↓
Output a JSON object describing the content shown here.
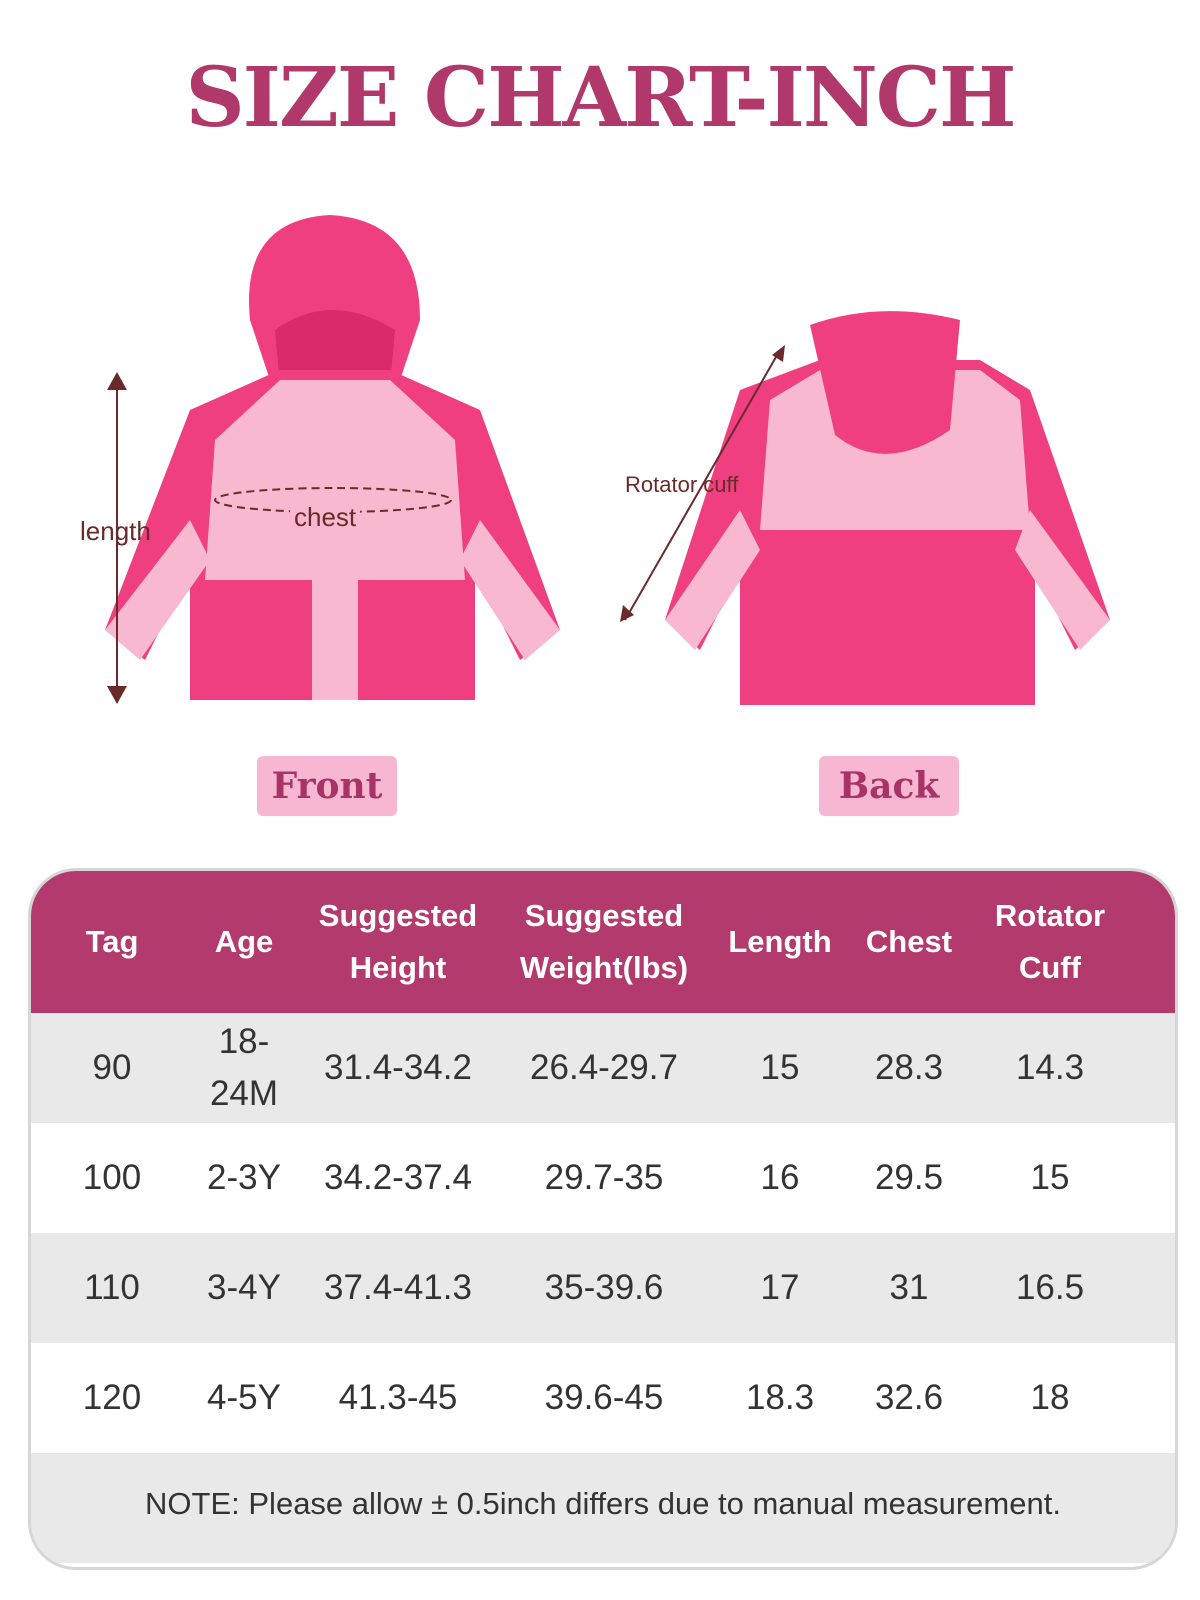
{
  "title": "SIZE CHART-INCH",
  "figures": {
    "front_label": "Front",
    "back_label": "Back",
    "length_label": "length",
    "chest_label": "chest",
    "rotator_cuff_label": "Rotator cuff"
  },
  "colors": {
    "brand": "#b23a6d",
    "jacket_dark": "#f03f80",
    "jacket_light": "#f8b8cf",
    "chip": "#f7b6d2"
  },
  "table": {
    "headers": [
      "Tag",
      "Age",
      "Suggested Height",
      "Suggested Weight(lbs)",
      "Length",
      "Chest",
      "Rotator Cuff"
    ],
    "header_lines": [
      [
        "Tag"
      ],
      [
        "Age"
      ],
      [
        "Suggested",
        "Height"
      ],
      [
        "Suggested",
        "Weight(lbs)"
      ],
      [
        "Length"
      ],
      [
        "Chest"
      ],
      [
        "Rotator",
        "Cuff"
      ]
    ],
    "rows": [
      [
        "90",
        "18-24M",
        "31.4-34.2",
        "26.4-29.7",
        "15",
        "28.3",
        "14.3"
      ],
      [
        "100",
        "2-3Y",
        "34.2-37.4",
        "29.7-35",
        "16",
        "29.5",
        "15"
      ],
      [
        "110",
        "3-4Y",
        "37.4-41.3",
        "35-39.6",
        "17",
        "31",
        "16.5"
      ],
      [
        "120",
        "4-5Y",
        "41.3-45",
        "39.6-45",
        "18.3",
        "32.6",
        "18"
      ]
    ],
    "note": "NOTE: Please allow ± 0.5inch differs due to manual measurement."
  }
}
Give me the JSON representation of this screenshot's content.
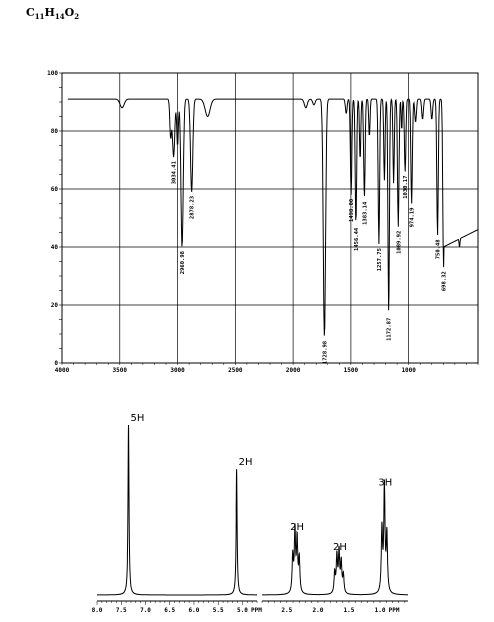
↑
**WHAT YOU WILL DO:** Take the listing above and restate it word for word, without its pictures.

**FULL SOLUTION:**
Output a JSON object describing the content shown here.
{
  "title": "SIZE CHART-INCH",
  "figures": {
    "front_label": "Front",
    "back_label": "Back",
    "length_label": "length",
    "chest_label": "chest",
    "rotator_cuff_label": "Rotator cuff"
  },
  "colors": {
    "brand": "#b23a6d",
    "jacket_dark": "#f03f80",
    "jacket_light": "#f8b8cf",
    "chip": "#f7b6d2"
  },
  "table": {
    "headers": [
      "Tag",
      "Age",
      "Suggested Height",
      "Suggested Weight(lbs)",
      "Length",
      "Chest",
      "Rotator Cuff"
    ],
    "header_lines": [
      [
        "Tag"
      ],
      [
        "Age"
      ],
      [
        "Suggested",
        "Height"
      ],
      [
        "Suggested",
        "Weight(lbs)"
      ],
      [
        "Length"
      ],
      [
        "Chest"
      ],
      [
        "Rotator",
        "Cuff"
      ]
    ],
    "rows": [
      [
        "90",
        "18-24M",
        "31.4-34.2",
        "26.4-29.7",
        "15",
        "28.3",
        "14.3"
      ],
      [
        "100",
        "2-3Y",
        "34.2-37.4",
        "29.7-35",
        "16",
        "29.5",
        "15"
      ],
      [
        "110",
        "3-4Y",
        "37.4-41.3",
        "35-39.6",
        "17",
        "31",
        "16.5"
      ],
      [
        "120",
        "4-5Y",
        "41.3-45",
        "39.6-45",
        "18.3",
        "32.6",
        "18"
      ]
    ],
    "note": "NOTE: Please allow ± 0.5inch differs due to manual measurement."
  }
}
Give me the JSON representation of this screenshot's content.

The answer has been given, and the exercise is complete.